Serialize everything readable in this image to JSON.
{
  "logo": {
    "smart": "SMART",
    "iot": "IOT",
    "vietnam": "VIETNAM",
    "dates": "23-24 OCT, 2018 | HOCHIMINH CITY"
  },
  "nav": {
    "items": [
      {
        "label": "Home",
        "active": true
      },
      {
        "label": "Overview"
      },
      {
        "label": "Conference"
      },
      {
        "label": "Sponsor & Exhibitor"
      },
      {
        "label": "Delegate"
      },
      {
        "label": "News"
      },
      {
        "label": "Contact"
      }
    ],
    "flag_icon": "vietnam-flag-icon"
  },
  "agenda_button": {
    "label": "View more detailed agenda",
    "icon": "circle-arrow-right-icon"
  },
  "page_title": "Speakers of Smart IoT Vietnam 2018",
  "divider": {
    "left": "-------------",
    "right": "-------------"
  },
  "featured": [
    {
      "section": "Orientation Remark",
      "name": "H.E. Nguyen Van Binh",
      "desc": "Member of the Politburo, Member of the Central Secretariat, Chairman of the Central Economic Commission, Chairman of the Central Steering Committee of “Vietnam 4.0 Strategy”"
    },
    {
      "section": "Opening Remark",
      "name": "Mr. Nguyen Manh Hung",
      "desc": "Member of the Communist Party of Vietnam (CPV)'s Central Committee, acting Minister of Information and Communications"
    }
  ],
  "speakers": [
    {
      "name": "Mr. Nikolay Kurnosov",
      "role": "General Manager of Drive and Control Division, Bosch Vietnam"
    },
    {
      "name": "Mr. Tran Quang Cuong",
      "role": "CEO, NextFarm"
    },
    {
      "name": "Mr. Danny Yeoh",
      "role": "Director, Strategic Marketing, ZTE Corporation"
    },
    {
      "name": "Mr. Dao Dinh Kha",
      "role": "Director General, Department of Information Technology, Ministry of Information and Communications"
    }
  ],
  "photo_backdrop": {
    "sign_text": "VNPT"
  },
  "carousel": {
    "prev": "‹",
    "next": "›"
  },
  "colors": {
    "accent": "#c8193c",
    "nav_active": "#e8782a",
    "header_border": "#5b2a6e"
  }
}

___

Aim of the exercise:
Copy all of the data. Keep every word exactly as it is.

Right answer:
Serialize everything readable in this image to JSON.
{
  "logo": {
    "smart": "SMART",
    "iot": "IOT",
    "vietnam": "VIETNAM",
    "dates": "23-24 OCT, 2018 | HOCHIMINH CITY"
  },
  "nav": {
    "items": [
      {
        "label": "Home",
        "active": true
      },
      {
        "label": "Overview"
      },
      {
        "label": "Conference"
      },
      {
        "label": "Sponsor & Exhibitor"
      },
      {
        "label": "Delegate"
      },
      {
        "label": "News"
      },
      {
        "label": "Contact"
      }
    ],
    "flag_icon": "vietnam-flag-icon"
  },
  "agenda_button": {
    "label": "View more detailed agenda",
    "icon": "circle-arrow-right-icon"
  },
  "page_title": "Speakers of Smart IoT Vietnam 2018",
  "divider": {
    "left": "-------------",
    "right": "-------------"
  },
  "featured": [
    {
      "section": "Orientation Remark",
      "name": "H.E. Nguyen Van Binh",
      "desc": "Member of the Politburo, Member of the Central Secretariat, Chairman of the Central Economic Commission, Chairman of the Central Steering Committee of “Vietnam 4.0 Strategy”"
    },
    {
      "section": "Opening Remark",
      "name": "Mr. Nguyen Manh Hung",
      "desc": "Member of the Communist Party of Vietnam (CPV)'s Central Committee, acting Minister of Information and Communications"
    }
  ],
  "speakers": [
    {
      "name": "Mr. Nikolay Kurnosov",
      "role": "General Manager of Drive and Control Division, Bosch Vietnam"
    },
    {
      "name": "Mr. Tran Quang Cuong",
      "role": "CEO, NextFarm"
    },
    {
      "name": "Mr. Danny Yeoh",
      "role": "Director, Strategic Marketing, ZTE Corporation"
    },
    {
      "name": "Mr. Dao Dinh Kha",
      "role": "Director General, Department of Information Technology, Ministry of Information and Communications"
    }
  ],
  "photo_backdrop": {
    "sign_text": "VNPT"
  },
  "carousel": {
    "prev": "‹",
    "next": "›"
  },
  "colors": {
    "accent": "#c8193c",
    "nav_active": "#e8782a",
    "header_border": "#5b2a6e"
  }
}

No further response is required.